**Set exercise**
Wherever the word "name" appears in the entries, copy the whole line.

**Provided records**
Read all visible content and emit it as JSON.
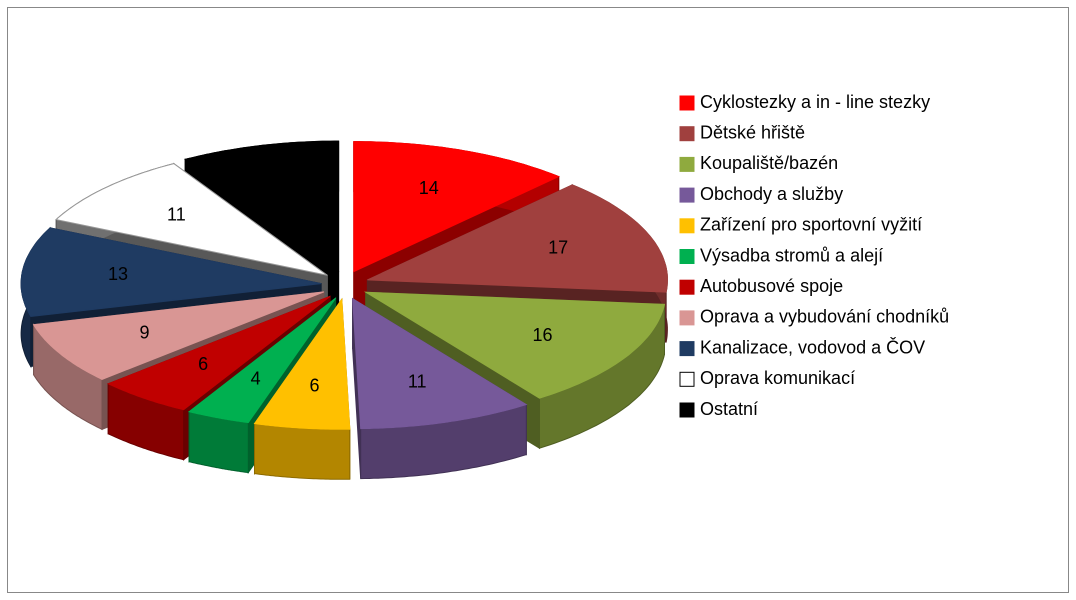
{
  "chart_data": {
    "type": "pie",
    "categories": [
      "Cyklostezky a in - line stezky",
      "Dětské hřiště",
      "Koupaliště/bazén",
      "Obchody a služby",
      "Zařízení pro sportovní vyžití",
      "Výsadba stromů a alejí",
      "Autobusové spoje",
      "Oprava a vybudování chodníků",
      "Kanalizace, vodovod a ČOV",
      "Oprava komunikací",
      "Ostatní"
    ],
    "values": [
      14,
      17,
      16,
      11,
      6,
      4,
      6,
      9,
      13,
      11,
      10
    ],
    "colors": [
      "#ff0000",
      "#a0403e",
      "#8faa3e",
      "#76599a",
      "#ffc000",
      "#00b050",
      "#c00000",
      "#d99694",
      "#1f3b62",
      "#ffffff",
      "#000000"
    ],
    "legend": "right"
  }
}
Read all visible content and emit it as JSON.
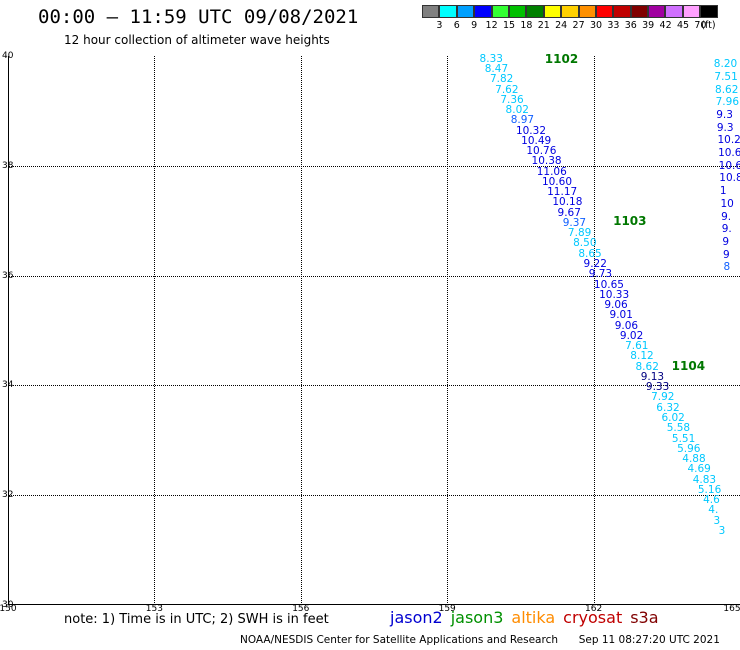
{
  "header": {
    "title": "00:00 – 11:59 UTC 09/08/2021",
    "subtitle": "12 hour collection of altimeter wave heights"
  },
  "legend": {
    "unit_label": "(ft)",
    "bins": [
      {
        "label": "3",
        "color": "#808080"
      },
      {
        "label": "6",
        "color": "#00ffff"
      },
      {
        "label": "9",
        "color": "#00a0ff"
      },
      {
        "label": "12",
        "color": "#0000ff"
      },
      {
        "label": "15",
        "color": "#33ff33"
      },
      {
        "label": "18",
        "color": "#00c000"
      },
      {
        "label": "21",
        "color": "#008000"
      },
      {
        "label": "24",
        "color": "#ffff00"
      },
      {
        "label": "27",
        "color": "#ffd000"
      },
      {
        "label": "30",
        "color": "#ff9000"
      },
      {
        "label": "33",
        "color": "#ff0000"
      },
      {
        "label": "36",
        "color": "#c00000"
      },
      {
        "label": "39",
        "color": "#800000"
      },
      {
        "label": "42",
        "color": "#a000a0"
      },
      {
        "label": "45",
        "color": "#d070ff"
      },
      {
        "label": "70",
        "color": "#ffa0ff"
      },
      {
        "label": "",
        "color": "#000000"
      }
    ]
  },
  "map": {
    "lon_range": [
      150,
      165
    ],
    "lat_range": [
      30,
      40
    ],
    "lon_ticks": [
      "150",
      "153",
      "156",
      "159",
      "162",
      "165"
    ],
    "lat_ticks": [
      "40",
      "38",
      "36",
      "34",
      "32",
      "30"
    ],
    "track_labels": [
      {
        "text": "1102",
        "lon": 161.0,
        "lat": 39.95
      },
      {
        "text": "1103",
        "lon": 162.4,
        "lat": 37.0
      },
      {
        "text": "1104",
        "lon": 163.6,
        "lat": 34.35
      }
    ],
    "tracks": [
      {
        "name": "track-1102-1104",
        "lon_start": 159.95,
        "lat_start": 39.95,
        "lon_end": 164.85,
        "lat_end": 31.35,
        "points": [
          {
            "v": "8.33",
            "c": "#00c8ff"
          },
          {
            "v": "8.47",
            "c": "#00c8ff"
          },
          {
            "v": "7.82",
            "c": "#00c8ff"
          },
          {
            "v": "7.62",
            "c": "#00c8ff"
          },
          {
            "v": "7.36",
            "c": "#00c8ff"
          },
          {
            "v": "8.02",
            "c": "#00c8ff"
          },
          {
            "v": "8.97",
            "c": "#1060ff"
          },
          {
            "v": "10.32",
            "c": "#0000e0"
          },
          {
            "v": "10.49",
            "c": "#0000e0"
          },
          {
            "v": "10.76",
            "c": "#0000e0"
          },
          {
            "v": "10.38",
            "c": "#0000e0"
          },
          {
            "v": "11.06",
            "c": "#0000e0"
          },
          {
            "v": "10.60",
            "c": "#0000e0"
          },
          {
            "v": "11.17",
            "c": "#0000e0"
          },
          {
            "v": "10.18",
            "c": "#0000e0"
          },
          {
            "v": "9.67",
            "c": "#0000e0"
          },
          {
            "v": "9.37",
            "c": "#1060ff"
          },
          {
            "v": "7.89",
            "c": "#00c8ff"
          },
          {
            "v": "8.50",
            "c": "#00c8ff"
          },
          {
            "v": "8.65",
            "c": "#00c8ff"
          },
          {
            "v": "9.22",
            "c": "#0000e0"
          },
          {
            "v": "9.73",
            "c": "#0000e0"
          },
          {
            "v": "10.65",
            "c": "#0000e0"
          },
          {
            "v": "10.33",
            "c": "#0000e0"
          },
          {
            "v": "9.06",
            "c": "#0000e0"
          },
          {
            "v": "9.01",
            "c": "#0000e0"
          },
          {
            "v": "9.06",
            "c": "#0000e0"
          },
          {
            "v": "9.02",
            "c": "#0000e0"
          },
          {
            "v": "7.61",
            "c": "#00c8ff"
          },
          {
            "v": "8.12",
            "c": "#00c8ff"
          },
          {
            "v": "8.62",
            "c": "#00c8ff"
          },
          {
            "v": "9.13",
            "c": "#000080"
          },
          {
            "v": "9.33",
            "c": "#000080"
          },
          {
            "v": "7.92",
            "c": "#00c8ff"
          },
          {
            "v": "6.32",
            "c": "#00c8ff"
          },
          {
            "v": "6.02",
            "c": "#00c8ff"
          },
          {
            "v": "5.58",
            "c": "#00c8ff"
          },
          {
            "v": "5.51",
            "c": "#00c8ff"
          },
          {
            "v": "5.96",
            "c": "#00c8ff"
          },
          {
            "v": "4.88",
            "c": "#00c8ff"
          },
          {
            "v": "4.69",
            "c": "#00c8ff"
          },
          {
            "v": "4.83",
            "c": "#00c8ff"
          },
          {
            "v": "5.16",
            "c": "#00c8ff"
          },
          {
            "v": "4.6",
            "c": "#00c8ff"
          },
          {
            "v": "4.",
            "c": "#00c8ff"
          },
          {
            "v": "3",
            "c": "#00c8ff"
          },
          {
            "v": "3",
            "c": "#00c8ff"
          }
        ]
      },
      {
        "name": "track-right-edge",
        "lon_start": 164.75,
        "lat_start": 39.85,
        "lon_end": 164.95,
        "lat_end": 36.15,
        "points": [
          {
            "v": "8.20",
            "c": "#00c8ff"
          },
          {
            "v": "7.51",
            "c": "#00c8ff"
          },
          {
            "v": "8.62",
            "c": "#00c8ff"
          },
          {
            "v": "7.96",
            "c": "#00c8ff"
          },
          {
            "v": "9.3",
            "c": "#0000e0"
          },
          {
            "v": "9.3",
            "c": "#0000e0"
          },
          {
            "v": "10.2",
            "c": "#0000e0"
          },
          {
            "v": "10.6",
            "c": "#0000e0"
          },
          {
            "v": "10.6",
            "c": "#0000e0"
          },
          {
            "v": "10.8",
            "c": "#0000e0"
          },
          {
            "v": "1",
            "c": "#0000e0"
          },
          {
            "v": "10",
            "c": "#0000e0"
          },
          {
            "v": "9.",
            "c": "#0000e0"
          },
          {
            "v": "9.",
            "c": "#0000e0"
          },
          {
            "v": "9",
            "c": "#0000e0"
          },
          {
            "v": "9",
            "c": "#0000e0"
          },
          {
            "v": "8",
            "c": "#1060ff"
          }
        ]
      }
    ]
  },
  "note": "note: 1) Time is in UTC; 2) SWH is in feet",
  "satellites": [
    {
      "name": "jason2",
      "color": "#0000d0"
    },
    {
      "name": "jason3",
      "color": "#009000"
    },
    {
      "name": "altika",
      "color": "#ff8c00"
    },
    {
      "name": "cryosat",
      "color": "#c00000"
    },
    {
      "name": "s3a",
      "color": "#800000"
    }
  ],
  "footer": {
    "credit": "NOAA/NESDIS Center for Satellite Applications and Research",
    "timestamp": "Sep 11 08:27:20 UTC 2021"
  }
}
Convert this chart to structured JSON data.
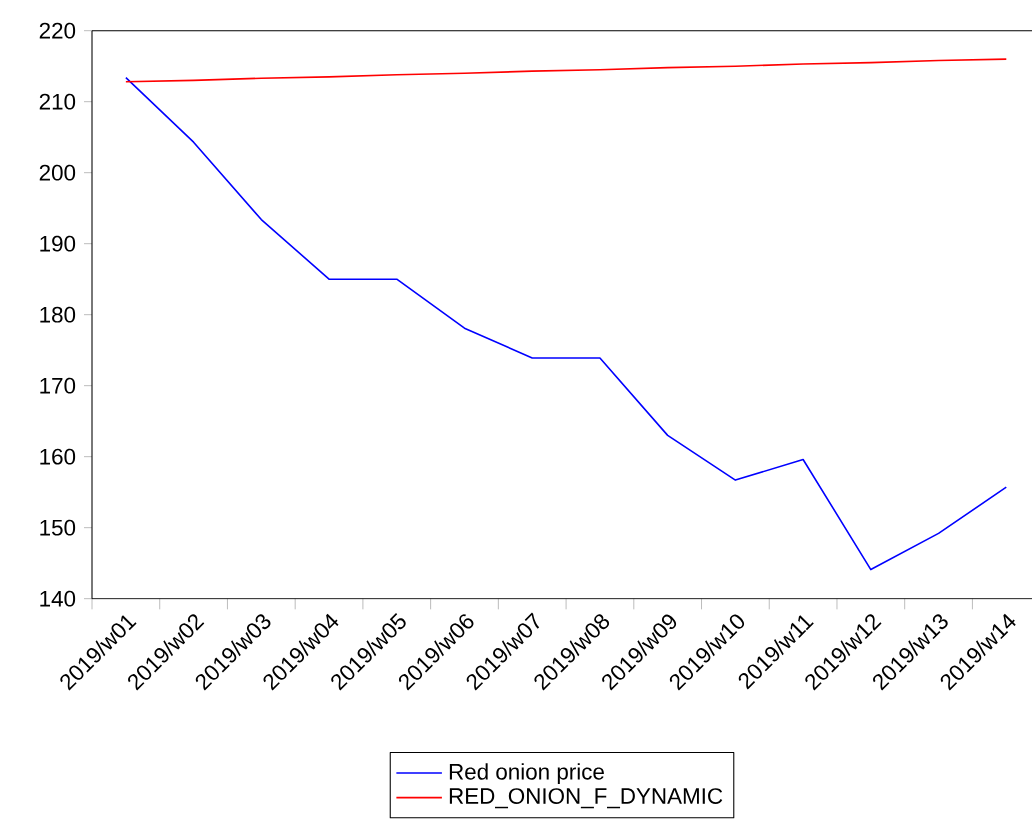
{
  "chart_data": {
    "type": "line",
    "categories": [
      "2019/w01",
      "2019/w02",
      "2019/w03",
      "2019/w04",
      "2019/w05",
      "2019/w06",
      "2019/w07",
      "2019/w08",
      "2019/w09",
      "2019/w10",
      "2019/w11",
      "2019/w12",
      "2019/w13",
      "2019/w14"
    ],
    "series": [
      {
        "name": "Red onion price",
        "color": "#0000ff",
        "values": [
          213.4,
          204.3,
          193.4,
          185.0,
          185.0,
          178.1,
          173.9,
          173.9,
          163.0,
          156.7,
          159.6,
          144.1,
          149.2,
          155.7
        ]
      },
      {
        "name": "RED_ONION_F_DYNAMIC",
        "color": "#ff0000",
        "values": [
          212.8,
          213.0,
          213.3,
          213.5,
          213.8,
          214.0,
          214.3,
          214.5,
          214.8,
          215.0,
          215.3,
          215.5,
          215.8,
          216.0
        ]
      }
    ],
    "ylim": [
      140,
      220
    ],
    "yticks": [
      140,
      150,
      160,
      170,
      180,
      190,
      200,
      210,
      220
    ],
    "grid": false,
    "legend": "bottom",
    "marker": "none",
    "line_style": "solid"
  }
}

**Exercise response**
        "name": "track-1102-1104",
        "name": "track-right-edge",
      "name": "jason2",
      "name": "jason3",
      "name": "altika",
      "name": "cryosat",
      "name": "s3a",
        "name": "Red onion price",
        "name": "RED_ONION_F_DYNAMIC",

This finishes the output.